### [TASK BRIEF]
Write out each line beneath this one exactly as it reads.

### [SUPPLIED MATERIAL]
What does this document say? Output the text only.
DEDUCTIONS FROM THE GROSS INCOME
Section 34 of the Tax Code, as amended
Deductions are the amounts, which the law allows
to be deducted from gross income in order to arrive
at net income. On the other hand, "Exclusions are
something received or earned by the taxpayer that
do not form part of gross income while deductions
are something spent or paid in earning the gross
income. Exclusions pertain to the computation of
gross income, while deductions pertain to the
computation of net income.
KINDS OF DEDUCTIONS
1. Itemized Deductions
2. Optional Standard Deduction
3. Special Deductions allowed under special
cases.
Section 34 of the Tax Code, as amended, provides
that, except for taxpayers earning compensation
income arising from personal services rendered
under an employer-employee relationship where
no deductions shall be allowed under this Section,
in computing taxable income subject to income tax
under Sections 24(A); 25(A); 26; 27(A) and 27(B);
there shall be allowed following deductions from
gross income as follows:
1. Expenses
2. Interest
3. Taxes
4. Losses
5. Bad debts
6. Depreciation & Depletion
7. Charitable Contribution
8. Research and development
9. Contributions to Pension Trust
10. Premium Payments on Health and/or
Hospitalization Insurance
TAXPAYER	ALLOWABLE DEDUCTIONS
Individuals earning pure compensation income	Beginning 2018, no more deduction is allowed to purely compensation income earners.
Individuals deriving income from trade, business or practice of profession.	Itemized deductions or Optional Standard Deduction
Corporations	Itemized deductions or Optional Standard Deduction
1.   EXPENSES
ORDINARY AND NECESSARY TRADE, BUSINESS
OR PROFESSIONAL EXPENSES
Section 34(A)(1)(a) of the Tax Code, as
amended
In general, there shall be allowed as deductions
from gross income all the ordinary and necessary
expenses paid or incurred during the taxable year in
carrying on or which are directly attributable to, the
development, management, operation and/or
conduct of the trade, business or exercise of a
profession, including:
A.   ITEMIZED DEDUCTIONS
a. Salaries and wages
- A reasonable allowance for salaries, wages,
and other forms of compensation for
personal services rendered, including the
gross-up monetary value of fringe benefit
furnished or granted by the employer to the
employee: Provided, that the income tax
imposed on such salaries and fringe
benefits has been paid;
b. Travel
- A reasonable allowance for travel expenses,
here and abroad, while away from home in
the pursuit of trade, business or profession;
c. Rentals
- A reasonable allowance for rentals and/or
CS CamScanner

### [WRITTEN SOLUTION]
What does this document say? Output the text only.
DEDUCTIONS FROM THE GROSS INCOME
Section 34 of the Tax Code, as amended
Deductions are the amounts, which the law allows
to be deducted from gross income in order to arrive
at net income. On the other hand, "Exclusions are
something received or earned by the taxpayer that
do not form part of gross income while deductions
are something spent or paid in earning the gross
income. Exclusions pertain to the computation of
gross income, while deductions pertain to the
computation of net income.
KINDS OF DEDUCTIONS
1. Itemized Deductions
2. Optional Standard Deduction
3. Special Deductions allowed under special
cases.
Section 34 of the Tax Code, as amended, provides
that, except for taxpayers earning compensation
income arising from personal services rendered
under an employer-employee relationship where
no deductions shall be allowed under this Section,
in computing taxable income subject to income tax
under Sections 24(A); 25(A); 26; 27(A) and 27(B);
there shall be allowed following deductions from
gross income as follows:
1. Expenses
2. Interest
3. Taxes
4. Losses
5. Bad debts
6. Depreciation & Depletion
7. Charitable Contribution
8. Research and development
9. Contributions to Pension Trust
10. Premium Payments on Health and/or
Hospitalization Insurance
TAXPAYER	ALLOWABLE DEDUCTIONS
Individuals earning pure compensation income	Beginning 2018, no more deduction is allowed to purely compensation income earners.
Individuals deriving income from trade, business or practice of profession.	Itemized deductions or Optional Standard Deduction
Corporations	Itemized deductions or Optional Standard Deduction
1.   EXPENSES
ORDINARY AND NECESSARY TRADE, BUSINESS
OR PROFESSIONAL EXPENSES
Section 34(A)(1)(a) of the Tax Code, as
amended
In general, there shall be allowed as deductions
from gross income all the ordinary and necessary
expenses paid or incurred during the taxable year in
carrying on or which are directly attributable to, the
development, management, operation and/or
conduct of the trade, business or exercise of a
profession, including:
A.   ITEMIZED DEDUCTIONS
a. Salaries and wages
- A reasonable allowance for salaries, wages,
and other forms of compensation for
personal services rendered, including the
gross-up monetary value of fringe benefit
furnished or granted by the employer to the
employee: Provided, that the income tax
imposed on such salaries and fringe
benefits has been paid;
b. Travel
- A reasonable allowance for travel expenses,
here and abroad, while away from home in
the pursuit of trade, business or profession;
c. Rentals
- A reasonable allowance for rentals and/or
CS CamScanner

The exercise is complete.